_TASK DETAILS_
What follows is a set of records; restate each one word for word and drop the pictures.

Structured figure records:
====
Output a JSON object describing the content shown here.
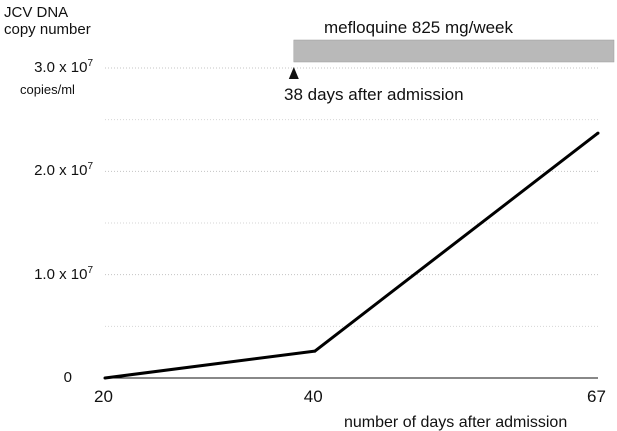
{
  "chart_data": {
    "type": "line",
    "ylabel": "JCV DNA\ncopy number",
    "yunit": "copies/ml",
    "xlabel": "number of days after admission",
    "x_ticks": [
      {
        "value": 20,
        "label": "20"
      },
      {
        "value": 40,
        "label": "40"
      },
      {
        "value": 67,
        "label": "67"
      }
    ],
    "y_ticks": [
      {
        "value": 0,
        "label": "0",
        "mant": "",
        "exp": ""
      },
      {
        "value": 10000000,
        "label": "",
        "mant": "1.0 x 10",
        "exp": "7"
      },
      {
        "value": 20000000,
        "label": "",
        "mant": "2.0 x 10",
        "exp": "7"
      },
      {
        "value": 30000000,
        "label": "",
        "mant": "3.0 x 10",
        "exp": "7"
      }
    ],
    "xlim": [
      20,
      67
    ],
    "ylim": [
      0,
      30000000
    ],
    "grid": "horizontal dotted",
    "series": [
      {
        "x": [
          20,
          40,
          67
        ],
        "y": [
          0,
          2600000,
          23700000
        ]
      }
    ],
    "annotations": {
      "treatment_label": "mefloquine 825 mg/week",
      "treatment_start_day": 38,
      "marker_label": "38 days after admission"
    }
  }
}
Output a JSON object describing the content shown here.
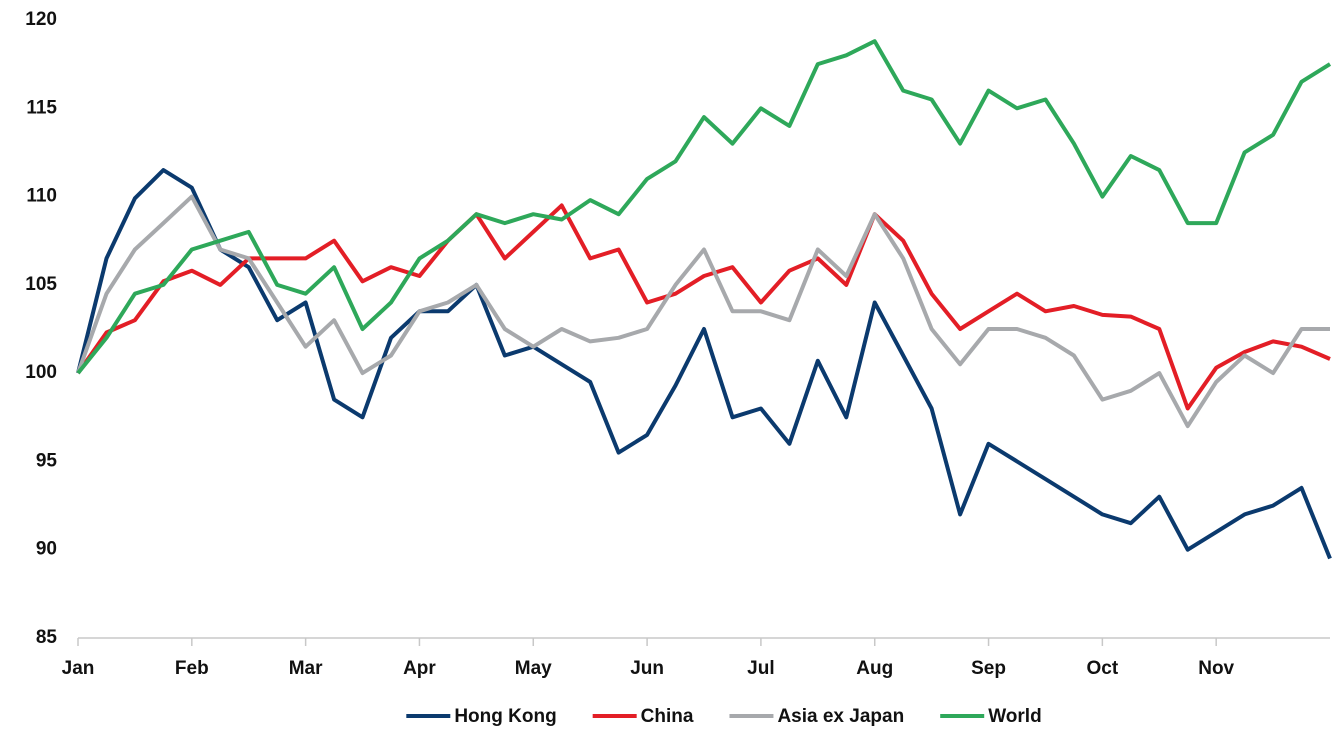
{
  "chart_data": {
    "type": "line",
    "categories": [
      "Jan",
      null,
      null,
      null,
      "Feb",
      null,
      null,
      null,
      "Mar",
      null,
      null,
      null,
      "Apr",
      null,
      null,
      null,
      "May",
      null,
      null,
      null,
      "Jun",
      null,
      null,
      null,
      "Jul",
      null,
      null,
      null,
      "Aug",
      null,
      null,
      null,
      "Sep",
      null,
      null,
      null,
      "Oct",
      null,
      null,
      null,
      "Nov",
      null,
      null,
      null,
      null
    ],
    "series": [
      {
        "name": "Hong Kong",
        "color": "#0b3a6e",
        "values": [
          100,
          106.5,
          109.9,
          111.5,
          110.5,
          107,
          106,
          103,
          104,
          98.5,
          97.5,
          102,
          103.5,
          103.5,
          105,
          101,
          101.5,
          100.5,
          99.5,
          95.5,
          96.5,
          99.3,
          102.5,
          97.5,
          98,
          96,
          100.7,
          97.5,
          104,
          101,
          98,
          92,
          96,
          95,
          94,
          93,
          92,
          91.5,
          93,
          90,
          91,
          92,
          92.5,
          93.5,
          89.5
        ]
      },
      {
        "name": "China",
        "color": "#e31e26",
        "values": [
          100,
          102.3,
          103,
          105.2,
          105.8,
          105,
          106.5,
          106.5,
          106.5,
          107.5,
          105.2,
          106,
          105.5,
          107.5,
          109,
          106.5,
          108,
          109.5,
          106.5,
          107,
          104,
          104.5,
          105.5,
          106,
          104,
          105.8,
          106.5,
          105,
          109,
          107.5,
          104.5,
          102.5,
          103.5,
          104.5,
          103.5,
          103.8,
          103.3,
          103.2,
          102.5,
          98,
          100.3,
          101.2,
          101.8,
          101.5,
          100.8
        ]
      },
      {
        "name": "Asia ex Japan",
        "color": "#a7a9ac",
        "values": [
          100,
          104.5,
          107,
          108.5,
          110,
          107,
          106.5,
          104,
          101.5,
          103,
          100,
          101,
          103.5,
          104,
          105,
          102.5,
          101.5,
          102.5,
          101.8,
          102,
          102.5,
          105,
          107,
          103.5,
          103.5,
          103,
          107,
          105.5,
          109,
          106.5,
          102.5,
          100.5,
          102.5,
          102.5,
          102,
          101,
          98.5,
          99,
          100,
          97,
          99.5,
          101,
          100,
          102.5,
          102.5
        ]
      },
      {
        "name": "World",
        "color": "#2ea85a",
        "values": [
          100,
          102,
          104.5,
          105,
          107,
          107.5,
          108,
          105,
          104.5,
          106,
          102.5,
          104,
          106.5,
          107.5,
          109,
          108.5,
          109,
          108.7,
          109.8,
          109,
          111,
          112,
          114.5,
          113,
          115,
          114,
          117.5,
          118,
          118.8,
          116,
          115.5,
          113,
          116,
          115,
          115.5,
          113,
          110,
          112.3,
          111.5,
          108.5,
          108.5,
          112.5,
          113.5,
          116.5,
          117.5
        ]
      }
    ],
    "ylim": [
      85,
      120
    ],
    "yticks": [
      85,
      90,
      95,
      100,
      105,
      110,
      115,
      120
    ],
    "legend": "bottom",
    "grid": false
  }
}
====
_EXERCISE ANSWER_
Output a JSON object describing the content shown here.
{
  "chart_data": {
    "type": "line",
    "ylabel": "JCV DNA\ncopy number",
    "yunit": "copies/ml",
    "xlabel": "number of days after admission",
    "x_ticks": [
      {
        "value": 20,
        "label": "20"
      },
      {
        "value": 40,
        "label": "40"
      },
      {
        "value": 67,
        "label": "67"
      }
    ],
    "y_ticks": [
      {
        "value": 0,
        "label": "0",
        "mant": "",
        "exp": ""
      },
      {
        "value": 10000000,
        "label": "",
        "mant": "1.0 x 10",
        "exp": "7"
      },
      {
        "value": 20000000,
        "label": "",
        "mant": "2.0 x 10",
        "exp": "7"
      },
      {
        "value": 30000000,
        "label": "",
        "mant": "3.0 x 10",
        "exp": "7"
      }
    ],
    "xlim": [
      20,
      67
    ],
    "ylim": [
      0,
      30000000
    ],
    "grid": "horizontal dotted",
    "series": [
      {
        "x": [
          20,
          40,
          67
        ],
        "y": [
          0,
          2600000,
          23700000
        ]
      }
    ],
    "annotations": {
      "treatment_label": "mefloquine 825 mg/week",
      "treatment_start_day": 38,
      "marker_label": "38 days after admission"
    }
  }
}
Output a JSON object describing the content shown here.
{
  "chart_data": {
    "type": "line",
    "categories": [
      "Jan",
      null,
      null,
      null,
      "Feb",
      null,
      null,
      null,
      "Mar",
      null,
      null,
      null,
      "Apr",
      null,
      null,
      null,
      "May",
      null,
      null,
      null,
      "Jun",
      null,
      null,
      null,
      "Jul",
      null,
      null,
      null,
      "Aug",
      null,
      null,
      null,
      "Sep",
      null,
      null,
      null,
      "Oct",
      null,
      null,
      null,
      "Nov",
      null,
      null,
      null,
      null
    ],
    "series": [
      {
        "name": "Hong Kong",
        "color": "#0b3a6e",
        "values": [
          100,
          106.5,
          109.9,
          111.5,
          110.5,
          107,
          106,
          103,
          104,
          98.5,
          97.5,
          102,
          103.5,
          103.5,
          105,
          101,
          101.5,
          100.5,
          99.5,
          95.5,
          96.5,
          99.3,
          102.5,
          97.5,
          98,
          96,
          100.7,
          97.5,
          104,
          101,
          98,
          92,
          96,
          95,
          94,
          93,
          92,
          91.5,
          93,
          90,
          91,
          92,
          92.5,
          93.5,
          89.5
        ]
      },
      {
        "name": "China",
        "color": "#e31e26",
        "values": [
          100,
          102.3,
          103,
          105.2,
          105.8,
          105,
          106.5,
          106.5,
          106.5,
          107.5,
          105.2,
          106,
          105.5,
          107.5,
          109,
          106.5,
          108,
          109.5,
          106.5,
          107,
          104,
          104.5,
          105.5,
          106,
          104,
          105.8,
          106.5,
          105,
          109,
          107.5,
          104.5,
          102.5,
          103.5,
          104.5,
          103.5,
          103.8,
          103.3,
          103.2,
          102.5,
          98,
          100.3,
          101.2,
          101.8,
          101.5,
          100.8
        ]
      },
      {
        "name": "Asia ex Japan",
        "color": "#a7a9ac",
        "values": [
          100,
          104.5,
          107,
          108.5,
          110,
          107,
          106.5,
          104,
          101.5,
          103,
          100,
          101,
          103.5,
          104,
          105,
          102.5,
          101.5,
          102.5,
          101.8,
          102,
          102.5,
          105,
          107,
          103.5,
          103.5,
          103,
          107,
          105.5,
          109,
          106.5,
          102.5,
          100.5,
          102.5,
          102.5,
          102,
          101,
          98.5,
          99,
          100,
          97,
          99.5,
          101,
          100,
          102.5,
          102.5
        ]
      },
      {
        "name": "World",
        "color": "#2ea85a",
        "values": [
          100,
          102,
          104.5,
          105,
          107,
          107.5,
          108,
          105,
          104.5,
          106,
          102.5,
          104,
          106.5,
          107.5,
          109,
          108.5,
          109,
          108.7,
          109.8,
          109,
          111,
          112,
          114.5,
          113,
          115,
          114,
          117.5,
          118,
          118.8,
          116,
          115.5,
          113,
          116,
          115,
          115.5,
          113,
          110,
          112.3,
          111.5,
          108.5,
          108.5,
          112.5,
          113.5,
          116.5,
          117.5
        ]
      }
    ],
    "ylim": [
      85,
      120
    ],
    "yticks": [
      85,
      90,
      95,
      100,
      105,
      110,
      115,
      120
    ],
    "legend": "bottom",
    "grid": false
  }
}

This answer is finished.